/---

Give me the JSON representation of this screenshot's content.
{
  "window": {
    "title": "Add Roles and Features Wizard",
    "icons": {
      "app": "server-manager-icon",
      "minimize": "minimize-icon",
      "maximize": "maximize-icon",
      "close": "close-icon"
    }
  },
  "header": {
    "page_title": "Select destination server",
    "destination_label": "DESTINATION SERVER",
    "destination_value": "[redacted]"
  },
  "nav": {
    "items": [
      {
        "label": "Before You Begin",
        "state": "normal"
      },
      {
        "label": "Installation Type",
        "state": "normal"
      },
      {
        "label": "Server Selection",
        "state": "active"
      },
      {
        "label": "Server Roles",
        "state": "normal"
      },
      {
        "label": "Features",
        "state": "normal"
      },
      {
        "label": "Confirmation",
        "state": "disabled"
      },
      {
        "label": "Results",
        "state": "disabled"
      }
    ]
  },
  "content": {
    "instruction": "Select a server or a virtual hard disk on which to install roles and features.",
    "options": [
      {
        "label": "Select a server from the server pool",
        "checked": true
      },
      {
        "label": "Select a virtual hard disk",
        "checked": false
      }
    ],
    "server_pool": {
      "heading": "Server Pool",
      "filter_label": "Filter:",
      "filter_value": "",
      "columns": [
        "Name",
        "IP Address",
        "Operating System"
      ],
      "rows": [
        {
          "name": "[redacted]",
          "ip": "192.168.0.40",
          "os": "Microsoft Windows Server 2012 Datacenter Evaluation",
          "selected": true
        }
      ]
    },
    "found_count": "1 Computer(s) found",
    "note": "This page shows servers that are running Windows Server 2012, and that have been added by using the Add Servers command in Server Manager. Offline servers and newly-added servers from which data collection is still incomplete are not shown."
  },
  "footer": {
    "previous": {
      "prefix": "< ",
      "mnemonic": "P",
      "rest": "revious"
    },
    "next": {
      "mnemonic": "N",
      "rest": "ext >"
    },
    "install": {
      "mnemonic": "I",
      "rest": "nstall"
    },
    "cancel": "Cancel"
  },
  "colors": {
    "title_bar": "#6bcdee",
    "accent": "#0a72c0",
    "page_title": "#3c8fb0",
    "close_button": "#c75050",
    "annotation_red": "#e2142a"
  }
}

\---

• **Problem requirements**: Your task is to quote all of the data word for word.

• **Written reply**:
Give me the JSON representation of this screenshot's content.
{
  "window": {
    "title": "Add Roles and Features Wizard",
    "icons": {
      "app": "server-manager-icon",
      "minimize": "minimize-icon",
      "maximize": "maximize-icon",
      "close": "close-icon"
    }
  },
  "header": {
    "page_title": "Select destination server",
    "destination_label": "DESTINATION SERVER",
    "destination_value": "[redacted]"
  },
  "nav": {
    "items": [
      {
        "label": "Before You Begin",
        "state": "normal"
      },
      {
        "label": "Installation Type",
        "state": "normal"
      },
      {
        "label": "Server Selection",
        "state": "active"
      },
      {
        "label": "Server Roles",
        "state": "normal"
      },
      {
        "label": "Features",
        "state": "normal"
      },
      {
        "label": "Confirmation",
        "state": "disabled"
      },
      {
        "label": "Results",
        "state": "disabled"
      }
    ]
  },
  "content": {
    "instruction": "Select a server or a virtual hard disk on which to install roles and features.",
    "options": [
      {
        "label": "Select a server from the server pool",
        "checked": true
      },
      {
        "label": "Select a virtual hard disk",
        "checked": false
      }
    ],
    "server_pool": {
      "heading": "Server Pool",
      "filter_label": "Filter:",
      "filter_value": "",
      "columns": [
        "Name",
        "IP Address",
        "Operating System"
      ],
      "rows": [
        {
          "name": "[redacted]",
          "ip": "192.168.0.40",
          "os": "Microsoft Windows Server 2012 Datacenter Evaluation",
          "selected": true
        }
      ]
    },
    "found_count": "1 Computer(s) found",
    "note": "This page shows servers that are running Windows Server 2012, and that have been added by using the Add Servers command in Server Manager. Offline servers and newly-added servers from which data collection is still incomplete are not shown."
  },
  "footer": {
    "previous": {
      "prefix": "< ",
      "mnemonic": "P",
      "rest": "revious"
    },
    "next": {
      "mnemonic": "N",
      "rest": "ext >"
    },
    "install": {
      "mnemonic": "I",
      "rest": "nstall"
    },
    "cancel": "Cancel"
  },
  "colors": {
    "title_bar": "#6bcdee",
    "accent": "#0a72c0",
    "page_title": "#3c8fb0",
    "close_button": "#c75050",
    "annotation_red": "#e2142a"
  }
}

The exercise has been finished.